──────── Fragmento del texto ────────

El agua en Santa Cruz: Los lavaderos y los baños públicos
Por José Manuel Ledesma Alonso (Publicado en El Día el 21 de marzo de 2021).
Durante los primeros siglos de la Villa de Santa Cruz, las vecinas que no disponían de pozos o aljibes en sus casas -que eran la mayoría- tenían que ir a lavar la ropa a los barrancos, reteniendo el agua con un dique hecho de piedras, tierra, hierba y juncos. Allí, utilizando una piedra colocada en forma inclinada, frotaban la ropa con jabón azul, aclarándola luego con añil, en el agua que previamente habían dejado estancada. En los veranos, el Ayuntamiento les permitía utilizar una dula de agua en el Valle del Bufadero -Agua de las Lavanderas-, desde las cuatro de la tarde del sábado hasta la misma hora del lunes.
Aunque a partir de 1706 las vecinas dispusieron de una fuente pública donde surtirse de agua, la costumbre de lavar la ropa en los barrancos continuó siendo una práctica habitual hasta que en 1820, la deficiente salubridad prohibiría lavar la ropa en los barrancos, planteándose como alternativa la edificación de un lavadero público; por ello, en 1835, el Ayuntamiento acordó pedirle al gobernador civil la mitad del impuesto sobre vinos y licores para poder aplicarlos a su construcción, formándose una comisión que redactó el plano de la instalación.
La Junta del Agua aconsejó que se hiciese junto al barranco de Almeyda, lugar donde llegaban las atarjeas que traían las aguas del Monte Aguirre, en terrenos situados en el extremo norte de la ciudad, propiedad de Secundina Grandy Giraud.

────────

▸ Instrucción escrita 1:
Responde según el artículo sobre los lavaderos de Santa Cruz:
(a) ¿Desde qué año tuvieron las vecinas una fuente pública donde surtirse de agua?
(b) ¿Qué acordó pedir el Ayuntamiento al gobernador civil en 1835?
(c) ¿Junto a qué barranco aconsejó la Junta del Agua construir el lavadero?
▸ Instrucción escrita 2: Copia sin cambios el fragmento del artículo sobre los lavaderos de Santa Cruz que va desde "Aunque a partir" hasta "Secundina Grandy Giraud.", ambos incluidos.

──────── Material extraído ────────

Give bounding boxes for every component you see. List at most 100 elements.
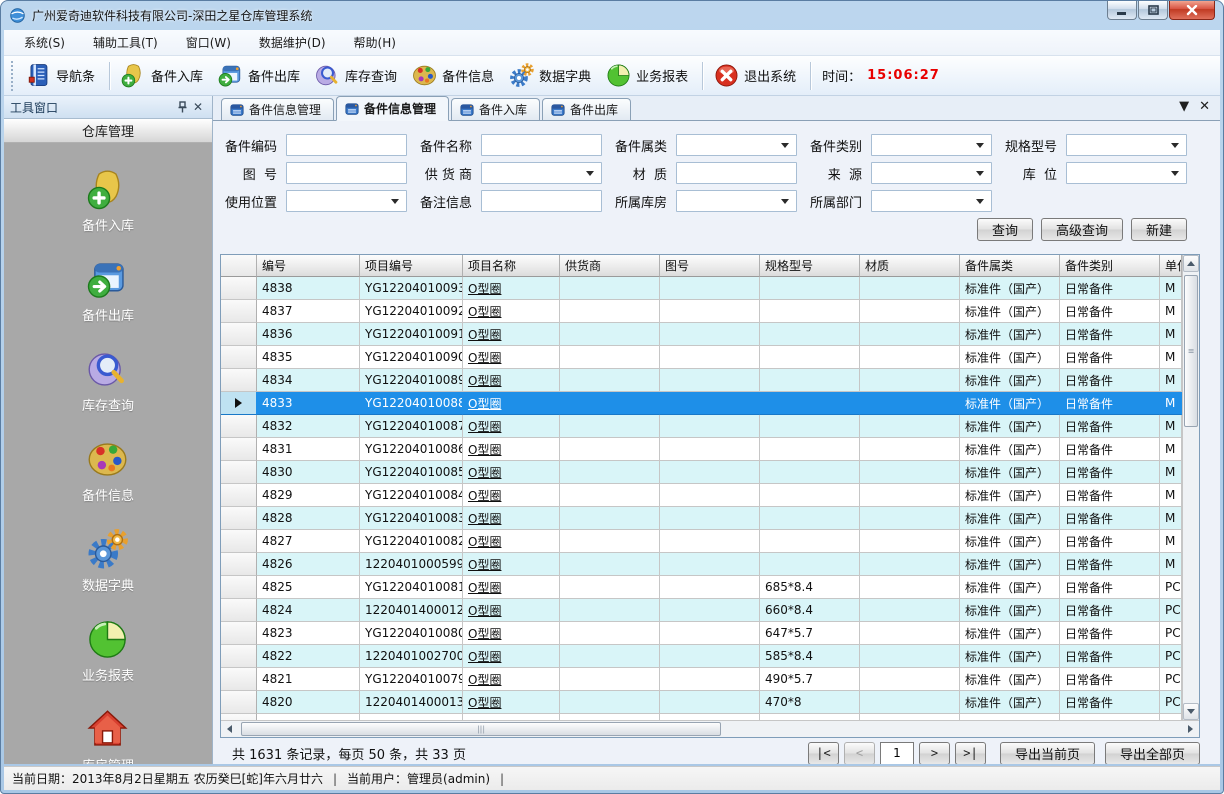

────────
──────── Material extraído ────────

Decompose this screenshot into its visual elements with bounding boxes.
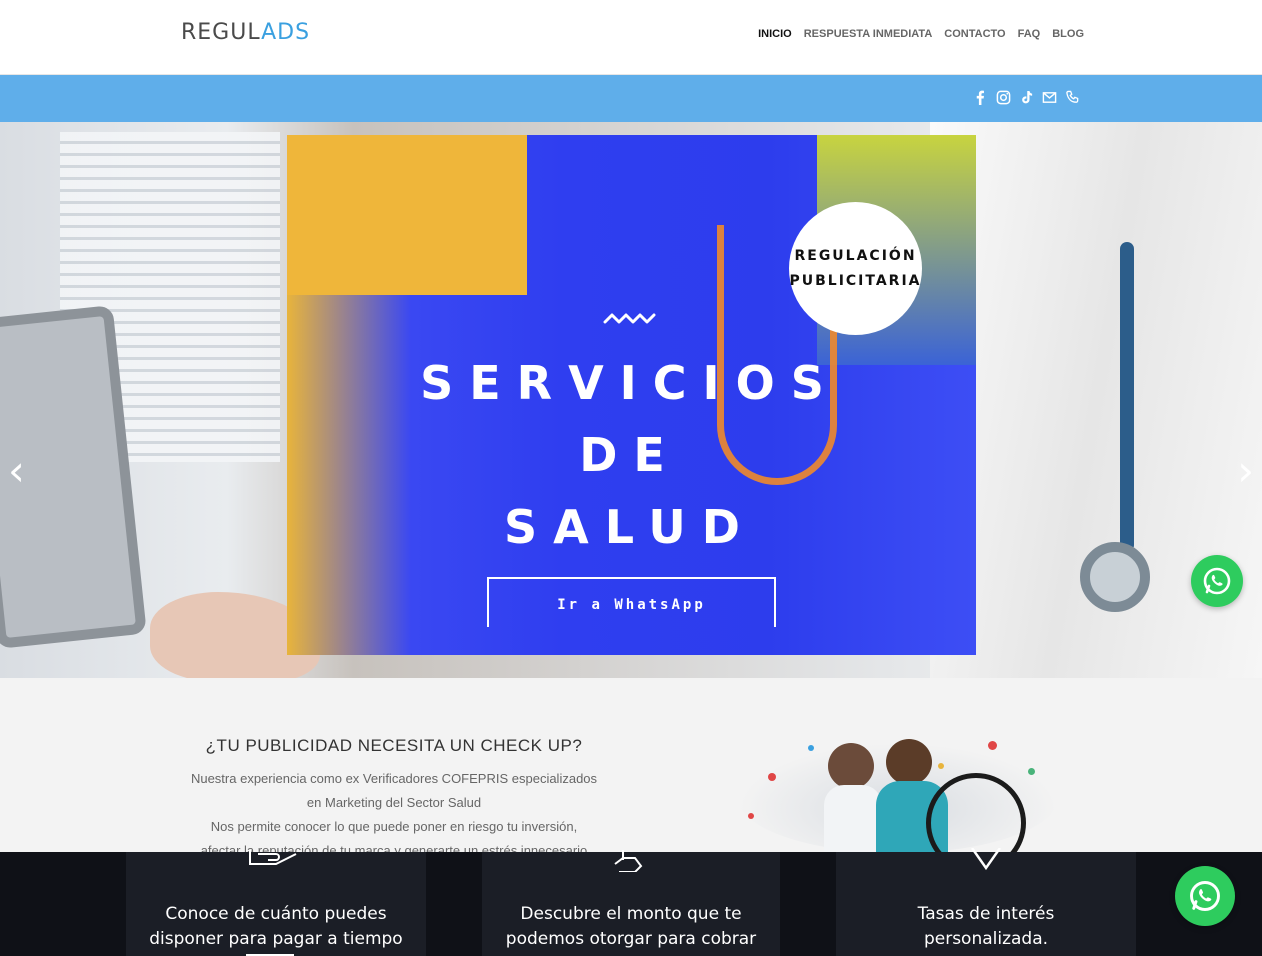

────────

▸ Respuesta correcta 1:
(a) Desde 1706.
(b) La mitad del impuesto sobre vinos y licores, para aplicarla a la construcción del lavadero público.
(c) Junto al barranco de Almeyda.

▸ Respuesta correcta 2:
Aunque a partir de 1706 las vecinas dispusieron de una fuente pública donde surtirse de agua, la costumbre de lavar la ropa en los barrancos continuó siendo una práctica habitual hasta que en 1820, la deficiente salubridad prohibiría lavar la ropa en los barrancos, planteándose como alternativa la edificación de un lavadero público; por ello, en 1835, el Ayuntamiento acordó pedirle al gobernador civil la mitad del impuesto sobre vinos y licores para poder aplicarlos a su construcción, formándose una comisión que redactó el plano de la instalación.
La Junta del Agua aconsejó que se hiciese junto al barranco de Almeyda, lugar donde llegaban las atarjeas que traían las aguas del Monte Aguirre, en terrenos situados en el extremo norte de la ciudad, propiedad de Secundina Grandy Giraud.